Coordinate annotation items
########################################
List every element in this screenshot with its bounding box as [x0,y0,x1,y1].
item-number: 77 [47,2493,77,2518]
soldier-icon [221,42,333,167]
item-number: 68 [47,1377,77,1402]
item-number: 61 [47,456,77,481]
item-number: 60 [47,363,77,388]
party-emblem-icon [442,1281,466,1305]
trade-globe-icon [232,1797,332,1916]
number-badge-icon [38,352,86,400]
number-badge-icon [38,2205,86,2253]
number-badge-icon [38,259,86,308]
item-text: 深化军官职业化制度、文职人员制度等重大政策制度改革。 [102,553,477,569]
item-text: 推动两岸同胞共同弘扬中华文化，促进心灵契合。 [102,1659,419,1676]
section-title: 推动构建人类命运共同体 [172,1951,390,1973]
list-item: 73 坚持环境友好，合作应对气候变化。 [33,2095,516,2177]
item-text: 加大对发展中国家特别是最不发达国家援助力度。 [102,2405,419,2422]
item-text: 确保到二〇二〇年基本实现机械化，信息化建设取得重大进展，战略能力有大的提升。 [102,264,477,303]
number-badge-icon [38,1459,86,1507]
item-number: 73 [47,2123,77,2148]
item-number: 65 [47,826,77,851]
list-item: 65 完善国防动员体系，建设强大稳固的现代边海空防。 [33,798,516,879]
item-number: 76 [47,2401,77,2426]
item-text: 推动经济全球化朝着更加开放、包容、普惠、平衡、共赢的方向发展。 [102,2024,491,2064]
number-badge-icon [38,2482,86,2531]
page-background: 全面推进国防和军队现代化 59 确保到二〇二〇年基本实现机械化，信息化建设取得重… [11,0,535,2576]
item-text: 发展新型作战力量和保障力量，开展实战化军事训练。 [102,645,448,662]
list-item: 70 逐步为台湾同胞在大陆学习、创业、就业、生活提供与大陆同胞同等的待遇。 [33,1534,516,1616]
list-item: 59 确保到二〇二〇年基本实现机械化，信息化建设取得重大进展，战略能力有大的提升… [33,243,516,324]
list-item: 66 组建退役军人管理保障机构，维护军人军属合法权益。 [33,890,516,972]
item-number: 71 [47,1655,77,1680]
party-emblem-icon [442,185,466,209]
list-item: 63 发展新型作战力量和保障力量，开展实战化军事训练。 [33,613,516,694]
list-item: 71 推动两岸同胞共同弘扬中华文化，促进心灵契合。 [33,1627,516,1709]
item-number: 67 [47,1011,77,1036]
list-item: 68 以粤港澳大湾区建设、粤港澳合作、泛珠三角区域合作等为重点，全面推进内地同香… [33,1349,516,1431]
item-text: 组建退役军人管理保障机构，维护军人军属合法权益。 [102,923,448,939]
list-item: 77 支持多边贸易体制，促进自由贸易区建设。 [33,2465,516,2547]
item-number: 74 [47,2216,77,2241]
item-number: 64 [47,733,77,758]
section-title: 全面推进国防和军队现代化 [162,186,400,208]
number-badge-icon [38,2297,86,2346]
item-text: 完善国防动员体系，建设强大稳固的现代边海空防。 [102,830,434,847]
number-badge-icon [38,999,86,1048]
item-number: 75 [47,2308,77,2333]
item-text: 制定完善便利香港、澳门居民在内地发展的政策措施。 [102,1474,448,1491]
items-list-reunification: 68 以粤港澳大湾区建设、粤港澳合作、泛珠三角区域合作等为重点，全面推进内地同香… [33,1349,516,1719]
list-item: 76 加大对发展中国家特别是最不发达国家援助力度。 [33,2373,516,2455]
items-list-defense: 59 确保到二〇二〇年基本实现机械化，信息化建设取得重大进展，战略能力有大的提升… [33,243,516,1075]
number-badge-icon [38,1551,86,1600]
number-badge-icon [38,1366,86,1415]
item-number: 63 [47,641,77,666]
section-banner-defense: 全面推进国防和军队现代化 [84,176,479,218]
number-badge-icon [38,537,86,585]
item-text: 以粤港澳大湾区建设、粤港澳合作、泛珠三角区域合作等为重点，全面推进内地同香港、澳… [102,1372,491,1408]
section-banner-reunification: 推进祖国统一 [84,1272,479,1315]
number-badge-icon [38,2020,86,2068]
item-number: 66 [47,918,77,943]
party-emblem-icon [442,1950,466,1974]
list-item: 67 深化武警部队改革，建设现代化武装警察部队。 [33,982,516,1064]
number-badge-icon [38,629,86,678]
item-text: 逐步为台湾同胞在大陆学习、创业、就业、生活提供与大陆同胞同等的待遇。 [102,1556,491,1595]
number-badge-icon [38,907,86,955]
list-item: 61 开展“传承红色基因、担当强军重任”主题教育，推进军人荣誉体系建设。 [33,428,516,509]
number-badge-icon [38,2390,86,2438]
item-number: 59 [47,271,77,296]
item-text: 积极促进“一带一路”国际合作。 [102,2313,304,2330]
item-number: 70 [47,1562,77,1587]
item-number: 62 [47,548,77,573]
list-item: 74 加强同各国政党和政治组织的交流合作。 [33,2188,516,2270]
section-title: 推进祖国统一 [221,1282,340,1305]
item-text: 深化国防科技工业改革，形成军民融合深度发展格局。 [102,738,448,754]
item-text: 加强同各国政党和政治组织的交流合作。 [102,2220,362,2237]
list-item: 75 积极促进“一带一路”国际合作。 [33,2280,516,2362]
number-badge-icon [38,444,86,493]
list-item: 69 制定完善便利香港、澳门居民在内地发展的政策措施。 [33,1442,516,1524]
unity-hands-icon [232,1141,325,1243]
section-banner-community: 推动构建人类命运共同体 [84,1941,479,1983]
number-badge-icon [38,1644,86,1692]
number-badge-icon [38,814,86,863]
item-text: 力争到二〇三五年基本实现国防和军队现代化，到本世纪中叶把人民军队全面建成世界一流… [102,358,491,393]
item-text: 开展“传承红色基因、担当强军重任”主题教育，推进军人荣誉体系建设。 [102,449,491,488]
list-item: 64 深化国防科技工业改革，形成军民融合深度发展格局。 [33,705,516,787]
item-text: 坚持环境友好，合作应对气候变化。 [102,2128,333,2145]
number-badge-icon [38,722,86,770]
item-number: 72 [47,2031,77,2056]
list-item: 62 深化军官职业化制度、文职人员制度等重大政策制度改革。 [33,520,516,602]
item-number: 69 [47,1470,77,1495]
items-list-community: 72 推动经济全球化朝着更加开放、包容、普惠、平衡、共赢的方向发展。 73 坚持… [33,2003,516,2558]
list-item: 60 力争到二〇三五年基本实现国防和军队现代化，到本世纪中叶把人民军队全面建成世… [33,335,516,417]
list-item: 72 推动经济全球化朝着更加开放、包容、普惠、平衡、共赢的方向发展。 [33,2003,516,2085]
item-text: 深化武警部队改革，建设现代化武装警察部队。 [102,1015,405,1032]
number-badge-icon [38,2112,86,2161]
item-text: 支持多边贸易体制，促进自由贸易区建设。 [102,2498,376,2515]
########################################
Report every line in the items above that contains the string "坚持环境友好", copying each such line in full.

■ **EXERCISE RESPONSE**
list-item: 73 坚持环境友好，合作应对气候变化。 [33,2095,516,2177]
item-text: 坚持环境友好，合作应对气候变化。 [102,2128,333,2145]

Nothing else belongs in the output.